Short problem -> Reproduce the records exactly.

Given records ->

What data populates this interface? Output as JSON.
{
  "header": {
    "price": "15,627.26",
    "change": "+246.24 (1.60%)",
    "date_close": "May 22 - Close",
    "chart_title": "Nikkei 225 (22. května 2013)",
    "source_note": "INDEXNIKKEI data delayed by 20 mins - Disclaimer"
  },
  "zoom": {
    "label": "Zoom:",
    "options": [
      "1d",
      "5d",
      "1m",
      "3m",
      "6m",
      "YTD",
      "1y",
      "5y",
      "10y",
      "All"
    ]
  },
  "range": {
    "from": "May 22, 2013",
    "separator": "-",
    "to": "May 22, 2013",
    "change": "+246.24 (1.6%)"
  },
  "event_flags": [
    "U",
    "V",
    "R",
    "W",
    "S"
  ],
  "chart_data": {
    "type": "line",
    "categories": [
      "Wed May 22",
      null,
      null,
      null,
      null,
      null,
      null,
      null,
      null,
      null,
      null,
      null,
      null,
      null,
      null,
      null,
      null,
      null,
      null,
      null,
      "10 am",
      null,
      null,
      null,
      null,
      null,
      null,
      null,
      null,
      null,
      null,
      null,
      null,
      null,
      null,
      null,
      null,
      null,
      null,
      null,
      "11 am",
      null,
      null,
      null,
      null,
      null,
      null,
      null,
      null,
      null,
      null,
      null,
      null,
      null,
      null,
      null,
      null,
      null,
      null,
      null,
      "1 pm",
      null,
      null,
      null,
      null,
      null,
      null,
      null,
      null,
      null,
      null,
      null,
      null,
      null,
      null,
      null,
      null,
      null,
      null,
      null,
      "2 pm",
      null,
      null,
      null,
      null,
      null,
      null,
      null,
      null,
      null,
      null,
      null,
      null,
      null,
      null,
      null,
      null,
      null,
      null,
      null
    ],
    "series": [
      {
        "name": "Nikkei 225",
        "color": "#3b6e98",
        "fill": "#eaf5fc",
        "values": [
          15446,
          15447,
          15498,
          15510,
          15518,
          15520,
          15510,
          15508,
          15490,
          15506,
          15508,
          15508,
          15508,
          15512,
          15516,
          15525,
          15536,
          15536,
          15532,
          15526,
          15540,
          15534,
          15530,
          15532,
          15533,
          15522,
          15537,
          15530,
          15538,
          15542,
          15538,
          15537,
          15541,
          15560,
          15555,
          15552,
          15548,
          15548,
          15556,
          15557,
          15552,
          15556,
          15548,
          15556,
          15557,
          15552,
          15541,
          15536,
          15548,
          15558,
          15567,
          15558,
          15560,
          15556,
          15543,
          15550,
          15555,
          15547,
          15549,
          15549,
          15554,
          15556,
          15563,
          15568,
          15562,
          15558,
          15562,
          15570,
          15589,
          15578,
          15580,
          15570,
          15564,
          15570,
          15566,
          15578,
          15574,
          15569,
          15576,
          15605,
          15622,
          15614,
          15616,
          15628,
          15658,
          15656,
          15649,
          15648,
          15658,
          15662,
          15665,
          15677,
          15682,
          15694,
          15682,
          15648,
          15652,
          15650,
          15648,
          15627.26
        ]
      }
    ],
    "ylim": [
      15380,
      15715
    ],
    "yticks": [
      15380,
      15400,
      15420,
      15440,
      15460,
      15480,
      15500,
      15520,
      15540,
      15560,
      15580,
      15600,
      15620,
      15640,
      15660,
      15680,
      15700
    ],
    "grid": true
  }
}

Correct response ->
What data populates this interface? Output as JSON.
{
  "header": {
    "price": "15,627.26",
    "change": "+246.24 (1.60%)",
    "date_close": "May 22 - Close",
    "chart_title": "Nikkei 225 (22. května 2013)",
    "source_note": "INDEXNIKKEI data delayed by 20 mins - Disclaimer"
  },
  "zoom": {
    "label": "Zoom:",
    "options": [
      "1d",
      "5d",
      "1m",
      "3m",
      "6m",
      "YTD",
      "1y",
      "5y",
      "10y",
      "All"
    ]
  },
  "range": {
    "from": "May 22, 2013",
    "separator": "-",
    "to": "May 22, 2013",
    "change": "+246.24 (1.6%)"
  },
  "event_flags": [
    "U",
    "V",
    "R",
    "W",
    "S"
  ],
  "chart_data": {
    "type": "line",
    "categories": [
      "Wed May 22",
      null,
      null,
      null,
      null,
      null,
      null,
      null,
      null,
      null,
      null,
      null,
      null,
      null,
      null,
      null,
      null,
      null,
      null,
      null,
      "10 am",
      null,
      null,
      null,
      null,
      null,
      null,
      null,
      null,
      null,
      null,
      null,
      null,
      null,
      null,
      null,
      null,
      null,
      null,
      null,
      "11 am",
      null,
      null,
      null,
      null,
      null,
      null,
      null,
      null,
      null,
      null,
      null,
      null,
      null,
      null,
      null,
      null,
      null,
      null,
      null,
      "1 pm",
      null,
      null,
      null,
      null,
      null,
      null,
      null,
      null,
      null,
      null,
      null,
      null,
      null,
      null,
      null,
      null,
      null,
      null,
      null,
      "2 pm",
      null,
      null,
      null,
      null,
      null,
      null,
      null,
      null,
      null,
      null,
      null,
      null,
      null,
      null,
      null,
      null,
      null,
      null,
      null
    ],
    "series": [
      {
        "name": "Nikkei 225",
        "color": "#3b6e98",
        "fill": "#eaf5fc",
        "values": [
          15446,
          15447,
          15498,
          15510,
          15518,
          15520,
          15510,
          15508,
          15490,
          15506,
          15508,
          15508,
          15508,
          15512,
          15516,
          15525,
          15536,
          15536,
          15532,
          15526,
          15540,
          15534,
          15530,
          15532,
          15533,
          15522,
          15537,
          15530,
          15538,
          15542,
          15538,
          15537,
          15541,
          15560,
          15555,
          15552,
          15548,
          15548,
          15556,
          15557,
          15552,
          15556,
          15548,
          15556,
          15557,
          15552,
          15541,
          15536,
          15548,
          15558,
          15567,
          15558,
          15560,
          15556,
          15543,
          15550,
          15555,
          15547,
          15549,
          15549,
          15554,
          15556,
          15563,
          15568,
          15562,
          15558,
          15562,
          15570,
          15589,
          15578,
          15580,
          15570,
          15564,
          15570,
          15566,
          15578,
          15574,
          15569,
          15576,
          15605,
          15622,
          15614,
          15616,
          15628,
          15658,
          15656,
          15649,
          15648,
          15658,
          15662,
          15665,
          15677,
          15682,
          15694,
          15682,
          15648,
          15652,
          15650,
          15648,
          15627.26
        ]
      }
    ],
    "ylim": [
      15380,
      15715
    ],
    "yticks": [
      15380,
      15400,
      15420,
      15440,
      15460,
      15480,
      15500,
      15520,
      15540,
      15560,
      15580,
      15600,
      15620,
      15640,
      15660,
      15680,
      15700
    ],
    "grid": true
  }
}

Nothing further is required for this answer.